*WHAT TO DO*. Select every line below containing the word "this".

.....

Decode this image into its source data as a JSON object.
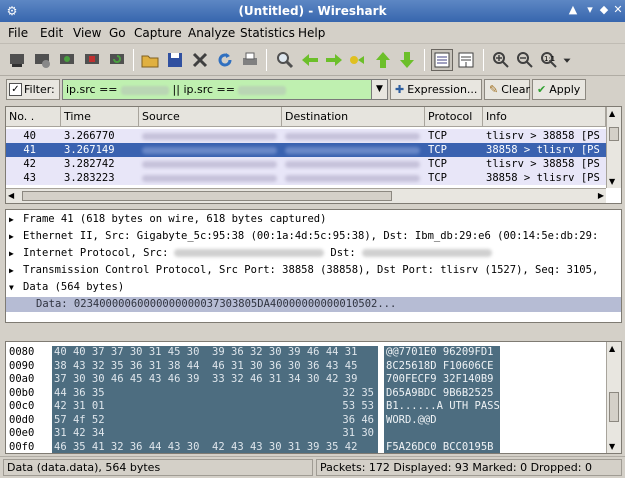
{
  "window": {
    "title": "(Untitled) - Wireshark"
  },
  "menu": [
    "File",
    "Edit",
    "View",
    "Go",
    "Capture",
    "Analyze",
    "Statistics",
    "Help"
  ],
  "filter": {
    "label": "Filter:",
    "prefix": "ip.src ==",
    "middle": "|| ip.src ==",
    "expression_label": "Expression...",
    "clear_label": "Clear",
    "apply_label": "Apply"
  },
  "packet_list": {
    "columns": [
      "No. .",
      "Time",
      "Source",
      "Destination",
      "Protocol",
      "Info"
    ],
    "rows": [
      {
        "no": "40",
        "time": "3.266770",
        "protocol": "TCP",
        "info": "tlisrv > 38858 [PS",
        "selected": false
      },
      {
        "no": "41",
        "time": "3.267149",
        "protocol": "TCP",
        "info": "38858 > tlisrv [PS",
        "selected": true
      },
      {
        "no": "42",
        "time": "3.282742",
        "protocol": "TCP",
        "info": "tlisrv > 38858 [PS",
        "selected": false
      },
      {
        "no": "43",
        "time": "3.283223",
        "protocol": "TCP",
        "info": "38858 > tlisrv [PS",
        "selected": false
      }
    ]
  },
  "details": [
    {
      "text": "Frame 41 (618 bytes on wire, 618 bytes captured)",
      "expanded": false
    },
    {
      "text": "Ethernet II, Src: Gigabyte_5c:95:38 (00:1a:4d:5c:95:38), Dst: Ibm_db:29:e6 (00:14:5e:db:29:",
      "expanded": false
    },
    {
      "text": "Internet Protocol, Src:",
      "dst": "Dst:",
      "expanded": false
    },
    {
      "text": "Transmission Control Protocol, Src Port: 38858 (38858), Dst Port: tlisrv (1527), Seq: 3105,",
      "expanded": false
    },
    {
      "text": "Data (564 bytes)",
      "expanded": true
    },
    {
      "text": "Data: 02340000060000000000037303805DA40000000000010502...",
      "child": true
    }
  ],
  "hex": [
    {
      "offset": "0080",
      "bytes": "40 40 37 37 30 31 45 30  39 36 32 30 39 46 44 31",
      "ascii": "@@7701E0 96209FD1"
    },
    {
      "offset": "0090",
      "bytes": "38 43 32 35 36 31 38 44  46 31 30 36 30 36 43 45",
      "ascii": "8C25618D F10606CE"
    },
    {
      "offset": "00a0",
      "bytes": "37 30 30 46 45 43 46 39  33 32 46 31 34 30 42 39",
      "ascii": "700FECF9 32F140B9"
    },
    {
      "offset": "00b0",
      "bytes": "44 36 35",
      "tail": "32 35",
      "ascii": "D65A9BDC 9B6B2525"
    },
    {
      "offset": "00c0",
      "bytes": "42 31 01",
      "tail": "53 53",
      "ascii": "B1......A UTH PASS"
    },
    {
      "offset": "00d0",
      "bytes": "57 4f 52",
      "tail": "36 46",
      "ascii": "WORD.@@D"
    },
    {
      "offset": "00e0",
      "bytes": "31 42 34",
      "tail": "31 30",
      "ascii": ""
    },
    {
      "offset": "00f0",
      "bytes": "46 35 41 32 36 44 43 30  42 43 43 30 31 39 35 42",
      "ascii": "F5A26DC0 BCC0195B"
    }
  ],
  "status": {
    "left": "Data (data.data), 564 bytes",
    "right": "Packets: 172 Displayed: 93 Marked: 0 Dropped: 0"
  },
  "colors": {
    "selected_row": "#3a62b0",
    "list_row_bg": "#e8e6f8",
    "filter_bg": "#bff0b0",
    "hex_highlight": "#4d6d80"
  }
}
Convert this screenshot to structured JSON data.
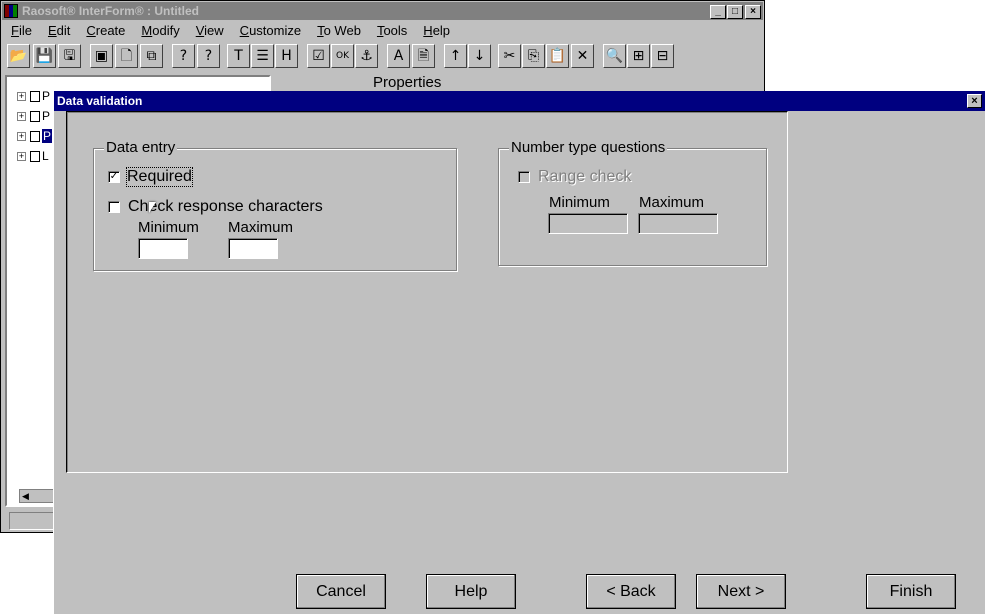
{
  "app": {
    "title": "Raosoft® InterForm® : Untitled",
    "window_buttons": [
      "_",
      "□",
      "×"
    ],
    "menu": [
      "File",
      "Edit",
      "Create",
      "Modify",
      "View",
      "Customize",
      "To Web",
      "Tools",
      "Help"
    ],
    "properties_title": "Properties",
    "tree_items": [
      {
        "label": "P",
        "selected": false
      },
      {
        "label": "P",
        "selected": false
      },
      {
        "label": "P",
        "selected": true
      },
      {
        "label": "L",
        "selected": false
      }
    ],
    "toolbar": [
      {
        "name": "open-icon",
        "glyph": "📂"
      },
      {
        "name": "save-icon",
        "glyph": "💾"
      },
      {
        "name": "save-as-icon",
        "glyph": "🖫"
      },
      {
        "name": "form-icon",
        "glyph": "▣"
      },
      {
        "name": "new-page-icon",
        "glyph": "🗋"
      },
      {
        "name": "copy-page-icon",
        "glyph": "⧉"
      },
      {
        "name": "question-icon",
        "glyph": "?"
      },
      {
        "name": "question-multi-icon",
        "glyph": "?"
      },
      {
        "name": "text-icon",
        "glyph": "T"
      },
      {
        "name": "list-icon",
        "glyph": "☰"
      },
      {
        "name": "heading-icon",
        "glyph": "H"
      },
      {
        "name": "checkbox-control-icon",
        "glyph": "☑"
      },
      {
        "name": "ok-button-icon",
        "glyph": "OK"
      },
      {
        "name": "anchor-icon",
        "glyph": "⚓"
      },
      {
        "name": "font-color-icon",
        "glyph": "A"
      },
      {
        "name": "properties-icon",
        "glyph": "🗎"
      },
      {
        "name": "move-up-icon",
        "glyph": "↑"
      },
      {
        "name": "move-down-icon",
        "glyph": "↓"
      },
      {
        "name": "cut-icon",
        "glyph": "✂"
      },
      {
        "name": "copy-icon",
        "glyph": "⎘"
      },
      {
        "name": "paste-icon",
        "glyph": "📋"
      },
      {
        "name": "delete-icon",
        "glyph": "✕"
      },
      {
        "name": "zoom-icon",
        "glyph": "🔍"
      },
      {
        "name": "expand-icon",
        "glyph": "⊞"
      },
      {
        "name": "collapse-icon",
        "glyph": "⊟"
      }
    ]
  },
  "dialog": {
    "title": "Data validation",
    "close": "×",
    "data_entry": {
      "legend": "Data entry",
      "required_label": "Required",
      "required_checked": true,
      "check_chars_label": "Check response characters",
      "check_chars_checked": false,
      "min_label": "Minimum",
      "max_label": "Maximum",
      "min_value": "",
      "max_value": ""
    },
    "number_type": {
      "legend": "Number type questions",
      "range_label": "Range check",
      "range_checked": false,
      "min_label": "Minimum",
      "max_label": "Maximum",
      "min_value": "",
      "max_value": ""
    },
    "buttons": {
      "cancel": "Cancel",
      "help": "Help",
      "back": "< Back",
      "next": "Next >",
      "finish": "Finish"
    },
    "check_glyph": "✓"
  }
}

.....

*FINISHED EXERCISE*.
Decode this image into its source data as a JSON object.
Convert this screenshot to structured JSON data.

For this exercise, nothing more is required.